Exercise brief: Transcribe the records from the line with "Itemize the components" up to and including the line with "svg-text:50k: 50k <box>560 455 585 472</box>", keeping each one identical to the original.
···
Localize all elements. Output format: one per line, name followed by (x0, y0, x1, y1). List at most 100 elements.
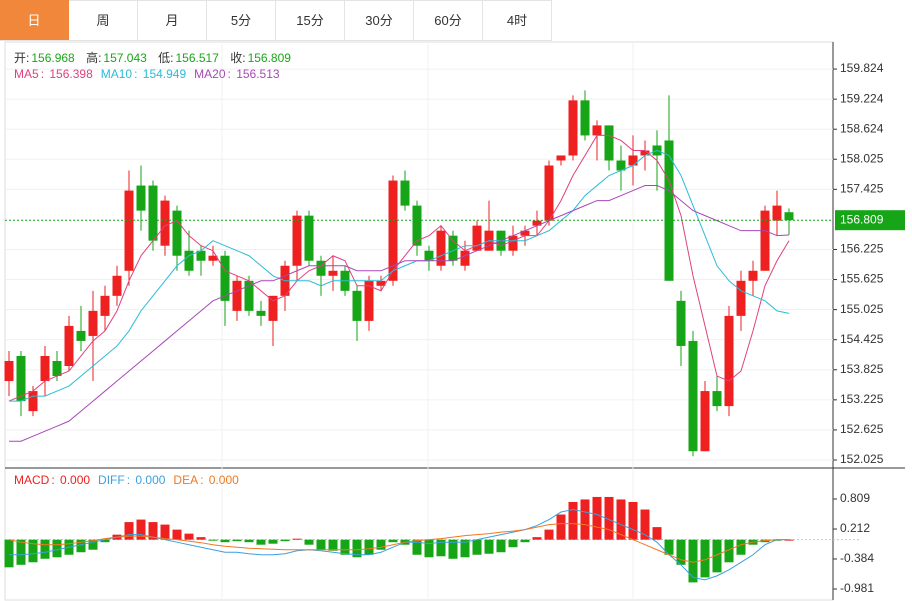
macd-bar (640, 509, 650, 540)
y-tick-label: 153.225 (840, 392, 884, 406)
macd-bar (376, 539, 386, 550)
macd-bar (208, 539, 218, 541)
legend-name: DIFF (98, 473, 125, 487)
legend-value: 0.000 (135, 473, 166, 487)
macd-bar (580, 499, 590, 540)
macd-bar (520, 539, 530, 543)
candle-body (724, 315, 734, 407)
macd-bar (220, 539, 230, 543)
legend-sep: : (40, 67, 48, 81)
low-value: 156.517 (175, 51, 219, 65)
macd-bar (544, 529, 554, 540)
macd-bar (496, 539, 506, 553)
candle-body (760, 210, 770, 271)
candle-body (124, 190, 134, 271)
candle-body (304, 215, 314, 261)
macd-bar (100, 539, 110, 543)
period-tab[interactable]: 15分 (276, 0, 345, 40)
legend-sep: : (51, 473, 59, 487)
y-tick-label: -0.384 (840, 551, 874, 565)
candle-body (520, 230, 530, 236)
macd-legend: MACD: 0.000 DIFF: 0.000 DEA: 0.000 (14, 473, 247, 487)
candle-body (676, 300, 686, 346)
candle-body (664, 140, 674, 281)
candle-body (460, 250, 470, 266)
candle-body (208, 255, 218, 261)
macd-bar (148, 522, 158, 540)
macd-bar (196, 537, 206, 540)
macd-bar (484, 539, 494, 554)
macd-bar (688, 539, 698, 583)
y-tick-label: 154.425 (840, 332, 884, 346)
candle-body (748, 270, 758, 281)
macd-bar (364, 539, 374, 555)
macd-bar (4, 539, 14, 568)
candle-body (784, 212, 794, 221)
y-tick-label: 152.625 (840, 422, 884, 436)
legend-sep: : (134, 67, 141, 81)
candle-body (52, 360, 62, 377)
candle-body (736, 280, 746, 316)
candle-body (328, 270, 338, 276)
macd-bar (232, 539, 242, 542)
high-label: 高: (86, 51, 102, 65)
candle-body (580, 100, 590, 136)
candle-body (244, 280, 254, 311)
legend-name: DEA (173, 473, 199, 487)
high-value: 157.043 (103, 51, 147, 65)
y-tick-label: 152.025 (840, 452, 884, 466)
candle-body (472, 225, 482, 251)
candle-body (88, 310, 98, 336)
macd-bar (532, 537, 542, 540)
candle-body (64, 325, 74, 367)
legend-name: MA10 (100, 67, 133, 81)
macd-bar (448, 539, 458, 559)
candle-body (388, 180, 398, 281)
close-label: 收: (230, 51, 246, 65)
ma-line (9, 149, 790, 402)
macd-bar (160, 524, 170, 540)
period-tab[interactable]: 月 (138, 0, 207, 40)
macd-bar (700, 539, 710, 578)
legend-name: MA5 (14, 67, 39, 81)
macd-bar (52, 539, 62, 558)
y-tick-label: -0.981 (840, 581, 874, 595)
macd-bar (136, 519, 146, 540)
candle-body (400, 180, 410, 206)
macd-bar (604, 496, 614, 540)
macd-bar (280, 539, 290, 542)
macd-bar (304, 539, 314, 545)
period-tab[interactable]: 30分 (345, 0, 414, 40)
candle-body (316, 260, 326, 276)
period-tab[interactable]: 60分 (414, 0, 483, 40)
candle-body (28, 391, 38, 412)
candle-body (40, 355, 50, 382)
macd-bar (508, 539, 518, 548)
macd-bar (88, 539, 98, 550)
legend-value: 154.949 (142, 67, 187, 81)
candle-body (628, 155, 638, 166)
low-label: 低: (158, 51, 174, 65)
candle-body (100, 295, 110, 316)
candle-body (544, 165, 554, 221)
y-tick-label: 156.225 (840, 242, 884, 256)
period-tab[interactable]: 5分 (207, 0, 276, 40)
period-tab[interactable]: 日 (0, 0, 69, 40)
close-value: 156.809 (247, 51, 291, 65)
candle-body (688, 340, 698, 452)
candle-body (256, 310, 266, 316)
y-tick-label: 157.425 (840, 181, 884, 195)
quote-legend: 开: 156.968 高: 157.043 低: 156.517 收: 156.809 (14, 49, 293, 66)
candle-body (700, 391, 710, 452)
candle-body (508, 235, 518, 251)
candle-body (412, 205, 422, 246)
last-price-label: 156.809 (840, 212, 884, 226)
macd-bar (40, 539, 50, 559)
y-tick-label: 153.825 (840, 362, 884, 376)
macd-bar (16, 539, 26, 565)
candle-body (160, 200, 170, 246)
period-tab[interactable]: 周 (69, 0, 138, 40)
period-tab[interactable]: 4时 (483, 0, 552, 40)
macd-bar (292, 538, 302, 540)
···
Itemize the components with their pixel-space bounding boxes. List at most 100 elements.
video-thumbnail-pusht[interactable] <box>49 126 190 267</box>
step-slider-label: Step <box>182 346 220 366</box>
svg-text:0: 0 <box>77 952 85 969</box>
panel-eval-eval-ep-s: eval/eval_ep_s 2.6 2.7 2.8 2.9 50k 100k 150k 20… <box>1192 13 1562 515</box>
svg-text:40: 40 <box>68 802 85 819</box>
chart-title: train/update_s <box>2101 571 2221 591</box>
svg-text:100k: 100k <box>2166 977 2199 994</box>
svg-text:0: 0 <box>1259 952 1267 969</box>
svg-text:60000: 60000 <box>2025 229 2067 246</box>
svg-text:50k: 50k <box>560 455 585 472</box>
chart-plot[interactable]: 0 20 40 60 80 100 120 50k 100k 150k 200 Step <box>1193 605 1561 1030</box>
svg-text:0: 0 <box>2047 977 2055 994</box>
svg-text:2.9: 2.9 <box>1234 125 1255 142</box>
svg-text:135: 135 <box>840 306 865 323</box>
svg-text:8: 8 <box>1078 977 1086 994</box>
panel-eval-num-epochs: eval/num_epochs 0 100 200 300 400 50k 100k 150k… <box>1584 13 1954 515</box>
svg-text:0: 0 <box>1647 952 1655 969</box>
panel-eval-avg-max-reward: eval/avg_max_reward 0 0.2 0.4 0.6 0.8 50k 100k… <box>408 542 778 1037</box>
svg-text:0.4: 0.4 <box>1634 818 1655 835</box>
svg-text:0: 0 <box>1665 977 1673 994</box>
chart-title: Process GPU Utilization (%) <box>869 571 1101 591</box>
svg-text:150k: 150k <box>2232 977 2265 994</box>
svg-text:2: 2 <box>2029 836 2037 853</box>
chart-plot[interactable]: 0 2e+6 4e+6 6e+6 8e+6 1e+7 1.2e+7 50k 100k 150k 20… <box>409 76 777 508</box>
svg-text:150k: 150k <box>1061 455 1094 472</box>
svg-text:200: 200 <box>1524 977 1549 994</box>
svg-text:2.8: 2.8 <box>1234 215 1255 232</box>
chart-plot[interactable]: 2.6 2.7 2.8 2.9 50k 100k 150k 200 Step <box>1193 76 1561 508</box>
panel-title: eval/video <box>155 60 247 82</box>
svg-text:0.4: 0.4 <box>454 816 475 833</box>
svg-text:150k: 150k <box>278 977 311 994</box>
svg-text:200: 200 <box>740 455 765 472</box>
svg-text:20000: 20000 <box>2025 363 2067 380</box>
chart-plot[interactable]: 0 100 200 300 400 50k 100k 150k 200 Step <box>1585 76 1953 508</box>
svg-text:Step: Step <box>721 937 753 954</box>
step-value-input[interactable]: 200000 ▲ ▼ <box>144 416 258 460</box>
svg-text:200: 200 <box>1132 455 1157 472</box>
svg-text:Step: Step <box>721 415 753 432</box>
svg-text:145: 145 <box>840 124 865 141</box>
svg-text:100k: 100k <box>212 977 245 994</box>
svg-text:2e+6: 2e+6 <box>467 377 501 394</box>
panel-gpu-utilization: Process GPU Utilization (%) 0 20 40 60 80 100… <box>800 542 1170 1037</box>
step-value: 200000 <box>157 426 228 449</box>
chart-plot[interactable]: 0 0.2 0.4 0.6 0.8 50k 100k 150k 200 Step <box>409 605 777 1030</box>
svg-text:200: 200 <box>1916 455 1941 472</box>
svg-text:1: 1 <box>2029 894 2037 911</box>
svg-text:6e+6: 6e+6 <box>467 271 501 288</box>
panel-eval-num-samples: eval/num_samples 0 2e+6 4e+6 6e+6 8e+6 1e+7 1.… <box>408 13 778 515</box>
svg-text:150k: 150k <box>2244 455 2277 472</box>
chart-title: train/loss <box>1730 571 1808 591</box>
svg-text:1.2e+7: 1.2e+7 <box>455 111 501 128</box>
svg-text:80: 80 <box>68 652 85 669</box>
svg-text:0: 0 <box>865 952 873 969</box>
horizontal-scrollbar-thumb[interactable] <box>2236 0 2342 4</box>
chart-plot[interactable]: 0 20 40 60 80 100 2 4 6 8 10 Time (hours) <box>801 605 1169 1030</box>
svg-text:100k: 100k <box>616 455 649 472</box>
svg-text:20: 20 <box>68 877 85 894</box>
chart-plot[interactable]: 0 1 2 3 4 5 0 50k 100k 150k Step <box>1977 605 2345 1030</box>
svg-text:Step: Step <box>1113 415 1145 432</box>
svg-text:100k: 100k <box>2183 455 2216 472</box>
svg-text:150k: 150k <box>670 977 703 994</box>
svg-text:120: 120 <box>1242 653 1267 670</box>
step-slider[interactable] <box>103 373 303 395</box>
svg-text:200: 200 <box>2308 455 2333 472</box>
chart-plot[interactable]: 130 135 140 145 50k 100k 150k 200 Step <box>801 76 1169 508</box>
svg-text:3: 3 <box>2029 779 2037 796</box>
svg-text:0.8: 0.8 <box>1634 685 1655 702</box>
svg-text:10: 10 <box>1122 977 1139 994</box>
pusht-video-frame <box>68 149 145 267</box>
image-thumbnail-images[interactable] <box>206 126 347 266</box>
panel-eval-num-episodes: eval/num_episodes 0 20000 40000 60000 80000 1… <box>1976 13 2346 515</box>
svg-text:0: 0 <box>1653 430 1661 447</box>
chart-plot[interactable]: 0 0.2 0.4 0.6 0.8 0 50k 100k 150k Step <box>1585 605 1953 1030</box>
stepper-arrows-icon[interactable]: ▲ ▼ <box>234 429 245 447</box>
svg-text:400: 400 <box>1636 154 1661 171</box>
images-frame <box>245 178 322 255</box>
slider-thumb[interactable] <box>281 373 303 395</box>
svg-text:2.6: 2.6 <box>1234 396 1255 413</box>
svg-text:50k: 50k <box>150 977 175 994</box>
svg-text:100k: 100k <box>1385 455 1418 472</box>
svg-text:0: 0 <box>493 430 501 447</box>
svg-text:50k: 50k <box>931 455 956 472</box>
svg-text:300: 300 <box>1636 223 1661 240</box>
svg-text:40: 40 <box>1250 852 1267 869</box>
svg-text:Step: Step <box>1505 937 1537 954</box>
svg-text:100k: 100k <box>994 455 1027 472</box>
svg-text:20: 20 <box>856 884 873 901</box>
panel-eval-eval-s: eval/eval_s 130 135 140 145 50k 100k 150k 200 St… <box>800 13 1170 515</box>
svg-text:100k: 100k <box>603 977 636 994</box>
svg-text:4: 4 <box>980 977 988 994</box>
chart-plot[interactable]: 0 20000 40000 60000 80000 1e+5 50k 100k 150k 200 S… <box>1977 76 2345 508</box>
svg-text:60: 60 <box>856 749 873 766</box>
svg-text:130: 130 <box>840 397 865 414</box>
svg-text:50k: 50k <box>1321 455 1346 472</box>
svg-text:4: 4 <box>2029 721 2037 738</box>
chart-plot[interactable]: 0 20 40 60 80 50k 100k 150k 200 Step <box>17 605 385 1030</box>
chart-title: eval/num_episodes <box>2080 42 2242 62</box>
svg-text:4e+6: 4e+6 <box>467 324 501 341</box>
···
Complete answer:
Itemize the components with their pixel-space bounding boxes. List at most 100 elements.
video-thumbnail-pusht[interactable] <box>49 126 190 267</box>
step-slider-label: Step <box>182 346 220 366</box>
svg-text:0: 0 <box>77 952 85 969</box>
panel-eval-eval-ep-s: eval/eval_ep_s 2.6 2.7 2.8 2.9 50k 100k 150k 20… <box>1192 13 1562 515</box>
svg-text:40: 40 <box>68 802 85 819</box>
chart-title: train/update_s <box>2101 571 2221 591</box>
svg-text:100k: 100k <box>2166 977 2199 994</box>
svg-text:0: 0 <box>1259 952 1267 969</box>
svg-text:60000: 60000 <box>2025 229 2067 246</box>
svg-text:50k: 50k <box>560 455 585 472</box>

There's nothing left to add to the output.